**Set exercise:** Each entry below is to be transcribed exactly.

**Extracted material:**
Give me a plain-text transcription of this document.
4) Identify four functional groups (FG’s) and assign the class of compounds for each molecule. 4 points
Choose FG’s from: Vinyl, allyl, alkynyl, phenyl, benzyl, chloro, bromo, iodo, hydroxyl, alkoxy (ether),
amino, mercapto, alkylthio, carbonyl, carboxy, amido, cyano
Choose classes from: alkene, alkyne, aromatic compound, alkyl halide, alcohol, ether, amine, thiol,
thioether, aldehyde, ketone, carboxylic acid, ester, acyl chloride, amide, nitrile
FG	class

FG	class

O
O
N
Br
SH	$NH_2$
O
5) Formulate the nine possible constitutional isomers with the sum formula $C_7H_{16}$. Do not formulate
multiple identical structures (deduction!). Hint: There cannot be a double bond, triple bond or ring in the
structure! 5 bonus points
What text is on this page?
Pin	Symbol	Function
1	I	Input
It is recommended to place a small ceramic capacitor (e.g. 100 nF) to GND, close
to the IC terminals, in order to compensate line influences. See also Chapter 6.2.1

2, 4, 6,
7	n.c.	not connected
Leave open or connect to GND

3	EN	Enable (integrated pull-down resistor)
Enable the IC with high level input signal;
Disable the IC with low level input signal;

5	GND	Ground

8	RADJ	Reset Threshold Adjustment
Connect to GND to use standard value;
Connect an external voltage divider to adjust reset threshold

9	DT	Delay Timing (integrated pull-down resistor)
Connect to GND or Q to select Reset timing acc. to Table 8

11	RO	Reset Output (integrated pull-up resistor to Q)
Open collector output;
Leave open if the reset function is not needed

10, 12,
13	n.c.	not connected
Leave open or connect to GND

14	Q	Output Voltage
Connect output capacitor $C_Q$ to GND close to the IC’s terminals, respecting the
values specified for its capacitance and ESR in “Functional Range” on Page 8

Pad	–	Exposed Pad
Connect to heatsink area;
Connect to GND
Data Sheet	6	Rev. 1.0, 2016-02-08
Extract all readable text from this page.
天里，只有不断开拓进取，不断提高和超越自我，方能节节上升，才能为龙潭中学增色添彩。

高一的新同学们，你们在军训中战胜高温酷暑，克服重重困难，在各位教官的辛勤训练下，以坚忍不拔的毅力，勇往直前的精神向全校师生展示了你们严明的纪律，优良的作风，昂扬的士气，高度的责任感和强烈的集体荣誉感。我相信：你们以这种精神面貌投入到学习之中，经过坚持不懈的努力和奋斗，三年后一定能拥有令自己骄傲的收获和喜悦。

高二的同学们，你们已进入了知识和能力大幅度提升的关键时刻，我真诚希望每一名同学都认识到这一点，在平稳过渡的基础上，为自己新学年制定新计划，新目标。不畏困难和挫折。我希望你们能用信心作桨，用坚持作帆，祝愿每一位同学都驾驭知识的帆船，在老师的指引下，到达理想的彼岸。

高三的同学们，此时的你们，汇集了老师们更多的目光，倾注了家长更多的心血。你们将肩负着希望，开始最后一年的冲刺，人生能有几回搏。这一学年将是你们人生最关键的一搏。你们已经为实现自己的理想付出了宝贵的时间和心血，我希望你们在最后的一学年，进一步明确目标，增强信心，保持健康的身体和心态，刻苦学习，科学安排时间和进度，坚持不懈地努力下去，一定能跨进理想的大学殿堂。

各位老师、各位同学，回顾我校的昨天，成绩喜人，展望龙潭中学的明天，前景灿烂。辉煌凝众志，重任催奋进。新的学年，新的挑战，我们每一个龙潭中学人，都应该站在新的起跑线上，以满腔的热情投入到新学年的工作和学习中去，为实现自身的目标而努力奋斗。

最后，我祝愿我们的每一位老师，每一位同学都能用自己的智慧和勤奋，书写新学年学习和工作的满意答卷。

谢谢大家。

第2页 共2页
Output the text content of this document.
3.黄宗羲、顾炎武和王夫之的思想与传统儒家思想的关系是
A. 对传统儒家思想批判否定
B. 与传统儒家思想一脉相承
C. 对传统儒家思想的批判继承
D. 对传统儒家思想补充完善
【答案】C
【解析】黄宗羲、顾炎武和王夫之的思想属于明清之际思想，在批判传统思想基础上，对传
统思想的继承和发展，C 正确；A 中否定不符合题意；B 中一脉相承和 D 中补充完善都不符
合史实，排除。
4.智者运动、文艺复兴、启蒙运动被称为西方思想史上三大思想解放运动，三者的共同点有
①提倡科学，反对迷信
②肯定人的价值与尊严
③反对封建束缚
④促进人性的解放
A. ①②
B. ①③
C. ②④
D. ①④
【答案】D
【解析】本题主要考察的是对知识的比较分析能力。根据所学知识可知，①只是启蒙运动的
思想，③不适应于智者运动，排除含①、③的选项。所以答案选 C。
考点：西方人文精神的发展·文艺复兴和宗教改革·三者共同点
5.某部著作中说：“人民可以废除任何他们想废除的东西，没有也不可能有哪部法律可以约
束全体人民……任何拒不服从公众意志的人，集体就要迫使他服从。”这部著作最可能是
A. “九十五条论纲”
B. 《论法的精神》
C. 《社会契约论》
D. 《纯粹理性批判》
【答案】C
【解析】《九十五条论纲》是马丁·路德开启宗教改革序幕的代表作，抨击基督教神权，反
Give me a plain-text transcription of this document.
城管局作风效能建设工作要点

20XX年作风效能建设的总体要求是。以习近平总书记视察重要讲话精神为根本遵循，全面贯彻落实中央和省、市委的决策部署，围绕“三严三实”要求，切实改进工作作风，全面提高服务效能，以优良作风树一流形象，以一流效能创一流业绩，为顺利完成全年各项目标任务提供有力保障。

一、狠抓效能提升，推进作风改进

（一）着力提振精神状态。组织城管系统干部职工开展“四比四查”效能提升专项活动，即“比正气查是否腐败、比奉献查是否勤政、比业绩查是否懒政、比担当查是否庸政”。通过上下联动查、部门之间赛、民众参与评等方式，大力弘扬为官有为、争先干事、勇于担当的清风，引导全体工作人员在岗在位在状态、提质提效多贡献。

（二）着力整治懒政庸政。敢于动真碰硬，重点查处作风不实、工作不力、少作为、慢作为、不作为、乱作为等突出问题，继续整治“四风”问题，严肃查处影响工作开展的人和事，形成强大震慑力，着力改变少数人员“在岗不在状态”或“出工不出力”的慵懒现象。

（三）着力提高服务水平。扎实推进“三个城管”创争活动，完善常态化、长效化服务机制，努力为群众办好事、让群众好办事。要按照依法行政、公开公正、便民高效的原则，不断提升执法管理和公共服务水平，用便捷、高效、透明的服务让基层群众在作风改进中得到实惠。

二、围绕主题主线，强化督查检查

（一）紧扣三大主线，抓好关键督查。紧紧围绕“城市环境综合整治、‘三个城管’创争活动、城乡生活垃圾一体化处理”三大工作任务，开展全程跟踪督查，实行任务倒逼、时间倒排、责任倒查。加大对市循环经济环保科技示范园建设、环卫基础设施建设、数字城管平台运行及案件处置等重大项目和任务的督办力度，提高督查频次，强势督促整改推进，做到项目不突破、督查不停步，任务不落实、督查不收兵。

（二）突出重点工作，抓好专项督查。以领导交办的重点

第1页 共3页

**Solved exercise:**
Give me a plain-text transcription of this document.
4) Identify four functional groups (FG’s) and assign the class of compounds for each molecule. 4 points
Choose FG’s from: Vinyl, allyl, alkynyl, phenyl, benzyl, chloro, bromo, iodo, hydroxyl, alkoxy (ether),
amino, mercapto, alkylthio, carbonyl, carboxy, amido, cyano
Choose classes from: alkene, alkyne, aromatic compound, alkyl halide, alcohol, ether, amine, thiol,
thioether, aldehyde, ketone, carboxylic acid, ester, acyl chloride, amide, nitrile
FG	class

FG	class

O
O
N
Br
SH	$NH_2$
O
5) Formulate the nine possible constitutional isomers with the sum formula $C_7H_{16}$. Do not formulate
multiple identical structures (deduction!). Hint: There cannot be a double bond, triple bond or ring in the
structure! 5 bonus points
What text is on this page?
Pin	Symbol	Function
1	I	Input
It is recommended to place a small ceramic capacitor (e.g. 100 nF) to GND, close
to the IC terminals, in order to compensate line influences. See also Chapter 6.2.1

2, 4, 6,
7	n.c.	not connected
Leave open or connect to GND

3	EN	Enable (integrated pull-down resistor)
Enable the IC with high level input signal;
Disable the IC with low level input signal;

5	GND	Ground

8	RADJ	Reset Threshold Adjustment
Connect to GND to use standard value;
Connect an external voltage divider to adjust reset threshold

9	DT	Delay Timing (integrated pull-down resistor)
Connect to GND or Q to select Reset timing acc. to Table 8

11	RO	Reset Output (integrated pull-up resistor to Q)
Open collector output;
Leave open if the reset function is not needed

10, 12,
13	n.c.	not connected
Leave open or connect to GND

14	Q	Output Voltage
Connect output capacitor $C_Q$ to GND close to the IC’s terminals, respecting the
values specified for its capacitance and ESR in “Functional Range” on Page 8

Pad	–	Exposed Pad
Connect to heatsink area;
Connect to GND
Data Sheet	6	Rev. 1.0, 2016-02-08
Extract all readable text from this page.
天里，只有不断开拓进取，不断提高和超越自我，方能节节上升，才能为龙潭中学增色添彩。

高一的新同学们，你们在军训中战胜高温酷暑，克服重重困难，在各位教官的辛勤训练下，以坚忍不拔的毅力，勇往直前的精神向全校师生展示了你们严明的纪律，优良的作风，昂扬的士气，高度的责任感和强烈的集体荣誉感。我相信：你们以这种精神面貌投入到学习之中，经过坚持不懈的努力和奋斗，三年后一定能拥有令自己骄傲的收获和喜悦。

高二的同学们，你们已进入了知识和能力大幅度提升的关键时刻，我真诚希望每一名同学都认识到这一点，在平稳过渡的基础上，为自己新学年制定新计划，新目标。不畏困难和挫折。我希望你们能用信心作桨，用坚持作帆，祝愿每一位同学都驾驭知识的帆船，在老师的指引下，到达理想的彼岸。

高三的同学们，此时的你们，汇集了老师们更多的目光，倾注了家长更多的心血。你们将肩负着希望，开始最后一年的冲刺，人生能有几回搏。这一学年将是你们人生最关键的一搏。你们已经为实现自己的理想付出了宝贵的时间和心血，我希望你们在最后的一学年，进一步明确目标，增强信心，保持健康的身体和心态，刻苦学习，科学安排时间和进度，坚持不懈地努力下去，一定能跨进理想的大学殿堂。

各位老师、各位同学，回顾我校的昨天，成绩喜人，展望龙潭中学的明天，前景灿烂。辉煌凝众志，重任催奋进。新的学年，新的挑战，我们每一个龙潭中学人，都应该站在新的起跑线上，以满腔的热情投入到新学年的工作和学习中去，为实现自身的目标而努力奋斗。

最后，我祝愿我们的每一位老师，每一位同学都能用自己的智慧和勤奋，书写新学年学习和工作的满意答卷。

谢谢大家。

第2页 共2页
Output the text content of this document.
3.黄宗羲、顾炎武和王夫之的思想与传统儒家思想的关系是
A. 对传统儒家思想批判否定
B. 与传统儒家思想一脉相承
C. 对传统儒家思想的批判继承
D. 对传统儒家思想补充完善
【答案】C
【解析】黄宗羲、顾炎武和王夫之的思想属于明清之际思想，在批判传统思想基础上，对传
统思想的继承和发展，C 正确；A 中否定不符合题意；B 中一脉相承和 D 中补充完善都不符
合史实，排除。
4.智者运动、文艺复兴、启蒙运动被称为西方思想史上三大思想解放运动，三者的共同点有
①提倡科学，反对迷信
②肯定人的价值与尊严
③反对封建束缚
④促进人性的解放
A. ①②
B. ①③
C. ②④
D. ①④
【答案】D
【解析】本题主要考察的是对知识的比较分析能力。根据所学知识可知，①只是启蒙运动的
思想，③不适应于智者运动，排除含①、③的选项。所以答案选 C。
考点：西方人文精神的发展·文艺复兴和宗教改革·三者共同点
5.某部著作中说：“人民可以废除任何他们想废除的东西，没有也不可能有哪部法律可以约
束全体人民……任何拒不服从公众意志的人，集体就要迫使他服从。”这部著作最可能是
A. “九十五条论纲”
B. 《论法的精神》
C. 《社会契约论》
D. 《纯粹理性批判》
【答案】C
【解析】《九十五条论纲》是马丁·路德开启宗教改革序幕的代表作，抨击基督教神权，反
Give me a plain-text transcription of this document.
城管局作风效能建设工作要点

20XX年作风效能建设的总体要求是。以习近平总书记视察重要讲话精神为根本遵循，全面贯彻落实中央和省、市委的决策部署，围绕“三严三实”要求，切实改进工作作风，全面提高服务效能，以优良作风树一流形象，以一流效能创一流业绩，为顺利完成全年各项目标任务提供有力保障。

一、狠抓效能提升，推进作风改进

（一）着力提振精神状态。组织城管系统干部职工开展“四比四查”效能提升专项活动，即“比正气查是否腐败、比奉献查是否勤政、比业绩查是否懒政、比担当查是否庸政”。通过上下联动查、部门之间赛、民众参与评等方式，大力弘扬为官有为、争先干事、勇于担当的清风，引导全体工作人员在岗在位在状态、提质提效多贡献。

（二）着力整治懒政庸政。敢于动真碰硬，重点查处作风不实、工作不力、少作为、慢作为、不作为、乱作为等突出问题，继续整治“四风”问题，严肃查处影响工作开展的人和事，形成强大震慑力，着力改变少数人员“在岗不在状态”或“出工不出力”的慵懒现象。

（三）着力提高服务水平。扎实推进“三个城管”创争活动，完善常态化、长效化服务机制，努力为群众办好事、让群众好办事。要按照依法行政、公开公正、便民高效的原则，不断提升执法管理和公共服务水平，用便捷、高效、透明的服务让基层群众在作风改进中得到实惠。

二、围绕主题主线，强化督查检查

（一）紧扣三大主线，抓好关键督查。紧紧围绕“城市环境综合整治、‘三个城管’创争活动、城乡生活垃圾一体化处理”三大工作任务，开展全程跟踪督查，实行任务倒逼、时间倒排、责任倒查。加大对市循环经济环保科技示范园建设、环卫基础设施建设、数字城管平台运行及案件处置等重大项目和任务的督办力度，提高督查频次，强势督促整改推进，做到项目不突破、督查不停步，任务不落实、督查不收兵。

（二）突出重点工作，抓好专项督查。以领导交办的重点

第1页 共3页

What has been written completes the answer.